**Supplied information**
[start]
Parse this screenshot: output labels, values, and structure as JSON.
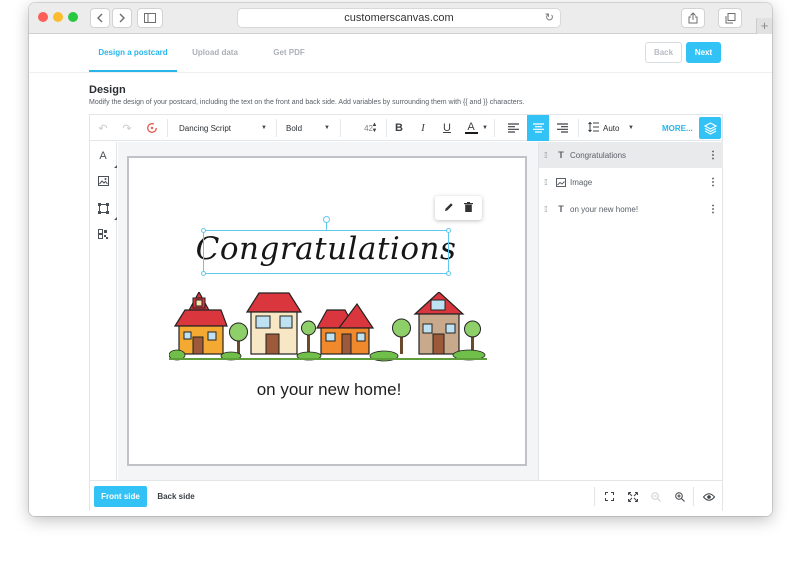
{
  "browser": {
    "url": "customerscanvas.com",
    "nav_back_icon": "chevron-left-icon",
    "nav_forward_icon": "chevron-right-icon",
    "sidebar_icon": "sidebar-icon",
    "reload_icon": "reload-icon",
    "share_icon": "share-icon",
    "tabs_icon": "tabs-icon",
    "new_tab_label": "+"
  },
  "steps": [
    {
      "label": "Design a postcard",
      "active": true
    },
    {
      "label": "Upload data",
      "active": false
    },
    {
      "label": "Get PDF",
      "active": false
    }
  ],
  "nav_buttons": {
    "back": "Back",
    "next": "Next"
  },
  "section": {
    "title": "Design",
    "description": "Modify the design of your postcard, including the text on the front and back side. Add variables by surrounding them with {{ and }} characters."
  },
  "toolbar": {
    "undo_icon": "undo-icon",
    "redo_icon": "redo-icon",
    "reset_icon": "reset-icon",
    "font_family": "Dancing Script",
    "font_weight": "Bold",
    "font_size": "42",
    "bold": "B",
    "italic": "I",
    "underline": "U",
    "text_color_label": "A",
    "text_color": "#1a1a1a",
    "align_left_icon": "align-left-icon",
    "align_center_icon": "align-center-icon",
    "align_right_icon": "align-right-icon",
    "line_height": "Auto",
    "more": "MORE...",
    "layers_icon": "layers-icon"
  },
  "left_tools": [
    {
      "name": "text-tool",
      "label": "A"
    },
    {
      "name": "image-tool",
      "icon": "image-icon"
    },
    {
      "name": "shape-tool",
      "icon": "shape-icon"
    },
    {
      "name": "barcode-tool",
      "icon": "qr-code-icon"
    }
  ],
  "canvas": {
    "headline": "Congratulations",
    "subtitle": "on your new home!",
    "edit_icon": "pencil-icon",
    "delete_icon": "trash-icon"
  },
  "layers": [
    {
      "type": "T",
      "name": "Congratulations",
      "selected": true
    },
    {
      "type": "image",
      "name": "Image",
      "selected": false
    },
    {
      "type": "T",
      "name": "on your new home!",
      "selected": false
    }
  ],
  "bottom": {
    "front_side": "Front side",
    "back_side": "Back side",
    "fit_icon": "fit-icon",
    "fullscreen_icon": "fullscreen-icon",
    "zoom_out_icon": "zoom-out-icon",
    "zoom_in_icon": "zoom-in-icon",
    "preview_icon": "eye-icon"
  },
  "colors": {
    "accent": "#33c2f5",
    "roof_red": "#d9363e",
    "house_orange": "#f0892c"
  }
}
[end]
**Work to be completed**
Images in the data above are to be skipped. Retype all other material exactly.

**Response**
Parse this screenshot: output labels, values, and structure as JSON.
{
  "browser": {
    "url": "customerscanvas.com",
    "nav_back_icon": "chevron-left-icon",
    "nav_forward_icon": "chevron-right-icon",
    "sidebar_icon": "sidebar-icon",
    "reload_icon": "reload-icon",
    "share_icon": "share-icon",
    "tabs_icon": "tabs-icon",
    "new_tab_label": "+"
  },
  "steps": [
    {
      "label": "Design a postcard",
      "active": true
    },
    {
      "label": "Upload data",
      "active": false
    },
    {
      "label": "Get PDF",
      "active": false
    }
  ],
  "nav_buttons": {
    "back": "Back",
    "next": "Next"
  },
  "section": {
    "title": "Design",
    "description": "Modify the design of your postcard, including the text on the front and back side. Add variables by surrounding them with {{ and }} characters."
  },
  "toolbar": {
    "undo_icon": "undo-icon",
    "redo_icon": "redo-icon",
    "reset_icon": "reset-icon",
    "font_family": "Dancing Script",
    "font_weight": "Bold",
    "font_size": "42",
    "bold": "B",
    "italic": "I",
    "underline": "U",
    "text_color_label": "A",
    "text_color": "#1a1a1a",
    "align_left_icon": "align-left-icon",
    "align_center_icon": "align-center-icon",
    "align_right_icon": "align-right-icon",
    "line_height": "Auto",
    "more": "MORE...",
    "layers_icon": "layers-icon"
  },
  "left_tools": [
    {
      "name": "text-tool",
      "label": "A"
    },
    {
      "name": "image-tool",
      "icon": "image-icon"
    },
    {
      "name": "shape-tool",
      "icon": "shape-icon"
    },
    {
      "name": "barcode-tool",
      "icon": "qr-code-icon"
    }
  ],
  "canvas": {
    "headline": "Congratulations",
    "subtitle": "on your new home!",
    "edit_icon": "pencil-icon",
    "delete_icon": "trash-icon"
  },
  "layers": [
    {
      "type": "T",
      "name": "Congratulations",
      "selected": true
    },
    {
      "type": "image",
      "name": "Image",
      "selected": false
    },
    {
      "type": "T",
      "name": "on your new home!",
      "selected": false
    }
  ],
  "bottom": {
    "front_side": "Front side",
    "back_side": "Back side",
    "fit_icon": "fit-icon",
    "fullscreen_icon": "fullscreen-icon",
    "zoom_out_icon": "zoom-out-icon",
    "zoom_in_icon": "zoom-in-icon",
    "preview_icon": "eye-icon"
  },
  "colors": {
    "accent": "#33c2f5",
    "roof_red": "#d9363e",
    "house_orange": "#f0892c"
  }
}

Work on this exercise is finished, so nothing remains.